▸ **TASK TO CARRY OUT**
Repeat, exactly and completely, the entries shown underneath.

▸ **RECORDS SUPPLIED**
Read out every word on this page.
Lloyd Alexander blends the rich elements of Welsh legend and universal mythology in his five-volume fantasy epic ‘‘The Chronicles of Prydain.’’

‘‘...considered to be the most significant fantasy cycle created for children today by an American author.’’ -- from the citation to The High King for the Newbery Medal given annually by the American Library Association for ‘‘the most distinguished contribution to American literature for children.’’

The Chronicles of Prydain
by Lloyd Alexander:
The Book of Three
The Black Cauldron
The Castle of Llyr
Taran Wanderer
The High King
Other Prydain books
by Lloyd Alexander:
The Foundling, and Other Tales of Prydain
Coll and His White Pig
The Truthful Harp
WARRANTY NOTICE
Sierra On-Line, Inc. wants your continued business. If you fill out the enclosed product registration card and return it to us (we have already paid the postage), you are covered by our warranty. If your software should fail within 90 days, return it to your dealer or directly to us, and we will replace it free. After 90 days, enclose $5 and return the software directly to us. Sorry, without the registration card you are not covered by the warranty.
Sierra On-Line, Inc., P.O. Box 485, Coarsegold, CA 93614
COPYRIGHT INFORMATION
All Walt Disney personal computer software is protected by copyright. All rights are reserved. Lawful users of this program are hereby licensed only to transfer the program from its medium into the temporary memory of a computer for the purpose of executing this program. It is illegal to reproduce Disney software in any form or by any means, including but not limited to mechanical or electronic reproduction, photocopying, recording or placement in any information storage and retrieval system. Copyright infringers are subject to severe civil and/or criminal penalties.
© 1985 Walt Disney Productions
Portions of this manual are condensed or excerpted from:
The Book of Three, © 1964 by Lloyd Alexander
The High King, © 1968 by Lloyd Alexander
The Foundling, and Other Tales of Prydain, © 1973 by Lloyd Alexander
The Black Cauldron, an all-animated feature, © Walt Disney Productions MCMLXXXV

▸ **THE ANSWER**
Read out every word on this page.
Lloyd Alexander blends the rich elements of Welsh legend and universal mythology in his five-volume fantasy epic ‘‘The Chronicles of Prydain.’’

‘‘...considered to be the most significant fantasy cycle created for children today by an American author.’’ -- from the citation to The High King for the Newbery Medal given annually by the American Library Association for ‘‘the most distinguished contribution to American literature for children.’’

The Chronicles of Prydain
by Lloyd Alexander:
The Book of Three
The Black Cauldron
The Castle of Llyr
Taran Wanderer
The High King
Other Prydain books
by Lloyd Alexander:
The Foundling, and Other Tales of Prydain
Coll and His White Pig
The Truthful Harp
WARRANTY NOTICE
Sierra On-Line, Inc. wants your continued business. If you fill out the enclosed product registration card and return it to us (we have already paid the postage), you are covered by our warranty. If your software should fail within 90 days, return it to your dealer or directly to us, and we will replace it free. After 90 days, enclose $5 and return the software directly to us. Sorry, without the registration card you are not covered by the warranty.
Sierra On-Line, Inc., P.O. Box 485, Coarsegold, CA 93614
COPYRIGHT INFORMATION
All Walt Disney personal computer software is protected by copyright. All rights are reserved. Lawful users of this program are hereby licensed only to transfer the program from its medium into the temporary memory of a computer for the purpose of executing this program. It is illegal to reproduce Disney software in any form or by any means, including but not limited to mechanical or electronic reproduction, photocopying, recording or placement in any information storage and retrieval system. Copyright infringers are subject to severe civil and/or criminal penalties.
© 1985 Walt Disney Productions
Portions of this manual are condensed or excerpted from:
The Book of Three, © 1964 by Lloyd Alexander
The High King, © 1968 by Lloyd Alexander
The Foundling, and Other Tales of Prydain, © 1973 by Lloyd Alexander
The Black Cauldron, an all-animated feature, © Walt Disney Productions MCMLXXXV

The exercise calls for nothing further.